Stored records ▸
┌──

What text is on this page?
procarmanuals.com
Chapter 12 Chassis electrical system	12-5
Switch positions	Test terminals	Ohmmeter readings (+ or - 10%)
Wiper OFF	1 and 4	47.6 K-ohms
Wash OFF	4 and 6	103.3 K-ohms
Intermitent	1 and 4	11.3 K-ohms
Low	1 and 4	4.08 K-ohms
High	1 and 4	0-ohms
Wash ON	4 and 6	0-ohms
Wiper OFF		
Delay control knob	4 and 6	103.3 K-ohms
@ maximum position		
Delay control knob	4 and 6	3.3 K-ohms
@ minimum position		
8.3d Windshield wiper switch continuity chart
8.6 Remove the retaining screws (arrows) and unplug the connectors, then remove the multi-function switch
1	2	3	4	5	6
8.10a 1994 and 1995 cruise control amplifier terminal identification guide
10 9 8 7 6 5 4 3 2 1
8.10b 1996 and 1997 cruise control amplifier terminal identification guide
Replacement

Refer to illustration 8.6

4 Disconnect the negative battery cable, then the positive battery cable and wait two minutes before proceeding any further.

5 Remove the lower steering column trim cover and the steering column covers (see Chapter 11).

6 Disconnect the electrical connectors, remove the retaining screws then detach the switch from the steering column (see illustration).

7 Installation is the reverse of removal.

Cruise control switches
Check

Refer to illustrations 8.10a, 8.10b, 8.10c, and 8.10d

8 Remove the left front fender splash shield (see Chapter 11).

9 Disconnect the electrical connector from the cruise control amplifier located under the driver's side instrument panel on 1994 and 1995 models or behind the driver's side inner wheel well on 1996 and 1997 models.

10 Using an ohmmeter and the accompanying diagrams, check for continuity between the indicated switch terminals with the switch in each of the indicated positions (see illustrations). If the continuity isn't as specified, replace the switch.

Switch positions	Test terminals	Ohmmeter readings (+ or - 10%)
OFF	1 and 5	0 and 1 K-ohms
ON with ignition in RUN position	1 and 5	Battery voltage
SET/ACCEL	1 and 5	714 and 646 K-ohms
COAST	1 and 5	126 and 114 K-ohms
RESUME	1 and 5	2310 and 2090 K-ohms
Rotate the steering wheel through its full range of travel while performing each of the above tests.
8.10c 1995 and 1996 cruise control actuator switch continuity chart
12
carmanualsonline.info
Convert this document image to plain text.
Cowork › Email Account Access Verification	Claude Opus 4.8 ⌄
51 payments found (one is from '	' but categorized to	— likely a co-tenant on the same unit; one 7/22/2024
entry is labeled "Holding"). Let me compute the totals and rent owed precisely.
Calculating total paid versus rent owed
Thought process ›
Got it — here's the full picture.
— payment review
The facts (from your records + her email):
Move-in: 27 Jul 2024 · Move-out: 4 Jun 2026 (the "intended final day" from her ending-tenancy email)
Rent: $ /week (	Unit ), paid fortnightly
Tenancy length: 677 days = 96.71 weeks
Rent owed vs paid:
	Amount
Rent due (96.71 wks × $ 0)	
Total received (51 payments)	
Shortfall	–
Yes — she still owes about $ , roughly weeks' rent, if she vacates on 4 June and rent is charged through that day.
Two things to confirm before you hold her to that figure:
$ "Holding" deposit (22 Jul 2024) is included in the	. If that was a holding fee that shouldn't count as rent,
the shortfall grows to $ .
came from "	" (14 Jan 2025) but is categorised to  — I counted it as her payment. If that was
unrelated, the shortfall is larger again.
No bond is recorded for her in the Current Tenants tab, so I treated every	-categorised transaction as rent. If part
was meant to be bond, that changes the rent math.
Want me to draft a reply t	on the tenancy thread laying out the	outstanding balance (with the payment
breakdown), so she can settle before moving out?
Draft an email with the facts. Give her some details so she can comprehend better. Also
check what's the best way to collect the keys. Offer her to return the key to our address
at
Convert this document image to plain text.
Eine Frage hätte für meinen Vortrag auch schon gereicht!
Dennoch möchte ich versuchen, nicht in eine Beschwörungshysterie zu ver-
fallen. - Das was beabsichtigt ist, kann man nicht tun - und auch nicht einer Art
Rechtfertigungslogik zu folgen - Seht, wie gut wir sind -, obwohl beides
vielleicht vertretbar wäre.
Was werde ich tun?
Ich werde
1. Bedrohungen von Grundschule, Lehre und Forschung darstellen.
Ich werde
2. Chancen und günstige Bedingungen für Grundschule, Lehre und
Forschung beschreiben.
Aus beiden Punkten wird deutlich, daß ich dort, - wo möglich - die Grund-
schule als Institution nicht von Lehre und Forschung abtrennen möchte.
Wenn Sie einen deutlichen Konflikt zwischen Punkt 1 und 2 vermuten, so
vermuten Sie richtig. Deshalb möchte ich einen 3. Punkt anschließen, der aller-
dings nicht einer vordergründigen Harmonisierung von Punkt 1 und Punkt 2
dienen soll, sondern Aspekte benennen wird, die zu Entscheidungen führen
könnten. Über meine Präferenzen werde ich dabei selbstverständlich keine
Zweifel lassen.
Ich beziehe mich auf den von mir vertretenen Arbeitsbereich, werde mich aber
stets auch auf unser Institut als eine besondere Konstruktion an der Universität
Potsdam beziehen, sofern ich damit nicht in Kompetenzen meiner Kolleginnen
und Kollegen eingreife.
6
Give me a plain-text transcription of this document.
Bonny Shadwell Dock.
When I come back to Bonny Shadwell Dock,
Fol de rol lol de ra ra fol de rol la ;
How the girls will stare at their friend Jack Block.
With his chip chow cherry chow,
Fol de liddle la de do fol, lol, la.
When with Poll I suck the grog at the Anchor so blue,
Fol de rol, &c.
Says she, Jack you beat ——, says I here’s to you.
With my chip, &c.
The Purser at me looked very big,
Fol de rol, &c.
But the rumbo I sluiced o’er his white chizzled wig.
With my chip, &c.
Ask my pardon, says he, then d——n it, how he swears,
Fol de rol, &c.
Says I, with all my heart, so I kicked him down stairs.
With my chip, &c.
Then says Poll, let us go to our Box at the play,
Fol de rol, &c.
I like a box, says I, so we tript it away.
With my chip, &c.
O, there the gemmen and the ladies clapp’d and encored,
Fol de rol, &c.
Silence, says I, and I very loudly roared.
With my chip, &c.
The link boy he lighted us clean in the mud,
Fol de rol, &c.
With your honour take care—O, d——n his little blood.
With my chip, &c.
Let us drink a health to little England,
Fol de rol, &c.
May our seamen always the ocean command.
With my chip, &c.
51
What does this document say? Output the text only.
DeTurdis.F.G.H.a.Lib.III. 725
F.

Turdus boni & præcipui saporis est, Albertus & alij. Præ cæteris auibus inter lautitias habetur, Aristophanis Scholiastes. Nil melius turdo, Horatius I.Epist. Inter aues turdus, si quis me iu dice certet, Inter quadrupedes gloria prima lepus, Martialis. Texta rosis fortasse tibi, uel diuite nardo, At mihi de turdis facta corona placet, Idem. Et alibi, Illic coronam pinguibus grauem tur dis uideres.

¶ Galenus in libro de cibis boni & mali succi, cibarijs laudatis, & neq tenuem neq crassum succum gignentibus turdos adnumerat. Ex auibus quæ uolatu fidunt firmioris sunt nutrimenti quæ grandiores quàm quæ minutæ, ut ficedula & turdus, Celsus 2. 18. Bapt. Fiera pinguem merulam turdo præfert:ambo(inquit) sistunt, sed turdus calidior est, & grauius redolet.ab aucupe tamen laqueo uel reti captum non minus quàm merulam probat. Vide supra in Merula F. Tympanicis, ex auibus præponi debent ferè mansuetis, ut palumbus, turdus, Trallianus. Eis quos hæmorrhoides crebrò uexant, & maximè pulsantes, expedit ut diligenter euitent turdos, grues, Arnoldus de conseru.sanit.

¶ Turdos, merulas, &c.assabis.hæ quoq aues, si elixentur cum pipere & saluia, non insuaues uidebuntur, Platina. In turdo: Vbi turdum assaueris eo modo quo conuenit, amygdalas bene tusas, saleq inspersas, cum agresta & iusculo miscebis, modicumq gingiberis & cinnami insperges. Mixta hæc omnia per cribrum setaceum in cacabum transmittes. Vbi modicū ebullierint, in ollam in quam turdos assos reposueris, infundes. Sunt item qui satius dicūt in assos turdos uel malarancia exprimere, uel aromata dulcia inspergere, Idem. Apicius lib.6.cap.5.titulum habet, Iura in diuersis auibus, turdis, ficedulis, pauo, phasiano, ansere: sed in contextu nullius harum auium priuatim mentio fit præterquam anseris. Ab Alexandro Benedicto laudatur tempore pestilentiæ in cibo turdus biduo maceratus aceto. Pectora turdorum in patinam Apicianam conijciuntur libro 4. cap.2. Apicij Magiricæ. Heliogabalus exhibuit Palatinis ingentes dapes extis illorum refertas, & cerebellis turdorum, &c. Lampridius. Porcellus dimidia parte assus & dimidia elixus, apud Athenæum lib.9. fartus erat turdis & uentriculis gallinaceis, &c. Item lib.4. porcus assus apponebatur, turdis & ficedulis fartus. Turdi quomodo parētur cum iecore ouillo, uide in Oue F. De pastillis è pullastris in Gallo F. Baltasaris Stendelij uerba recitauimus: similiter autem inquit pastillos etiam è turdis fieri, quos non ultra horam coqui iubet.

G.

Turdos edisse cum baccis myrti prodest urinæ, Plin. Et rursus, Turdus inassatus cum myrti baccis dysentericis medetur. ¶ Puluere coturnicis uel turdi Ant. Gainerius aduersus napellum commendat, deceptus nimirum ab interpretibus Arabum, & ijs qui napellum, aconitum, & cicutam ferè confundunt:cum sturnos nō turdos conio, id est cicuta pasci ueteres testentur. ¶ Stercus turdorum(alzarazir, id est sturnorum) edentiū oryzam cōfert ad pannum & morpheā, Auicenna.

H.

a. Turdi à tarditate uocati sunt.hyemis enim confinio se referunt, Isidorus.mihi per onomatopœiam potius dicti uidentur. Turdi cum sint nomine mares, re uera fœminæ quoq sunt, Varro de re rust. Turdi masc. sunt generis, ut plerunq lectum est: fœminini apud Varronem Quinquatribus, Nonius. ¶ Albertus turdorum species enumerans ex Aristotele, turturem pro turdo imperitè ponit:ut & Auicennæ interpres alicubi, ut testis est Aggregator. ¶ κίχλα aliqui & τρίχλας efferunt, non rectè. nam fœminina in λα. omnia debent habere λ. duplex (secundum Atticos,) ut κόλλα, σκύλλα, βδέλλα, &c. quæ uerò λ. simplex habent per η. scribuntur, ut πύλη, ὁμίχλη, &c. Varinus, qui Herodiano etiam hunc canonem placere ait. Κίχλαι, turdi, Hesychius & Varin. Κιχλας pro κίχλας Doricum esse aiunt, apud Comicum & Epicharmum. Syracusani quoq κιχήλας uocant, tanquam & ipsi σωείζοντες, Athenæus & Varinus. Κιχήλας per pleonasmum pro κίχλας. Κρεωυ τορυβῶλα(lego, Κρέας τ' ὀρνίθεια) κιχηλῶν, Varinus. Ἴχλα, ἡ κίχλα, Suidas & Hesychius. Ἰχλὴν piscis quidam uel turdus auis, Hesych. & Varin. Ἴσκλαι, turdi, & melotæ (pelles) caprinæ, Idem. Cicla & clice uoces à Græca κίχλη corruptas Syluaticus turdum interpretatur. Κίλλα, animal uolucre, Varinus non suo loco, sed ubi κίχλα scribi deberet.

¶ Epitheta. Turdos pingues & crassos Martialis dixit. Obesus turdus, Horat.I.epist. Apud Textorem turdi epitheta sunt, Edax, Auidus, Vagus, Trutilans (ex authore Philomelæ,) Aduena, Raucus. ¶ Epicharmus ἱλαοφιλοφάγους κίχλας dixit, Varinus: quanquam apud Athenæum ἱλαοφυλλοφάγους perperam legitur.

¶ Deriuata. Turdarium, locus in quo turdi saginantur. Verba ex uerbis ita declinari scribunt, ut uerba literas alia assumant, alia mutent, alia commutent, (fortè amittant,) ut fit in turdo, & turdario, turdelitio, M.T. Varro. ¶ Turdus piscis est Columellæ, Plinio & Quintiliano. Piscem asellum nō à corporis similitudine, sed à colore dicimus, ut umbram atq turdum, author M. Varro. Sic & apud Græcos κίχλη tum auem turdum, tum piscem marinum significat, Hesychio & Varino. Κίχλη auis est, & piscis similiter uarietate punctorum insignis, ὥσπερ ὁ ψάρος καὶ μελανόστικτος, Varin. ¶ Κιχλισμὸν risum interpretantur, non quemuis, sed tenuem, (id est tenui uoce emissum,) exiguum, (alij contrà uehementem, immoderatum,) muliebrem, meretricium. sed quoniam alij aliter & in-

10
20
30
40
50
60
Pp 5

└──

What you should do ▸ Find every line that has "payments" in it, then return those lines.

Exercise output ▸
51 payments found (one is from '	' but categorized to	— likely a co-tenant on the same unit; one 7/22/2024
Total received (51 payments)	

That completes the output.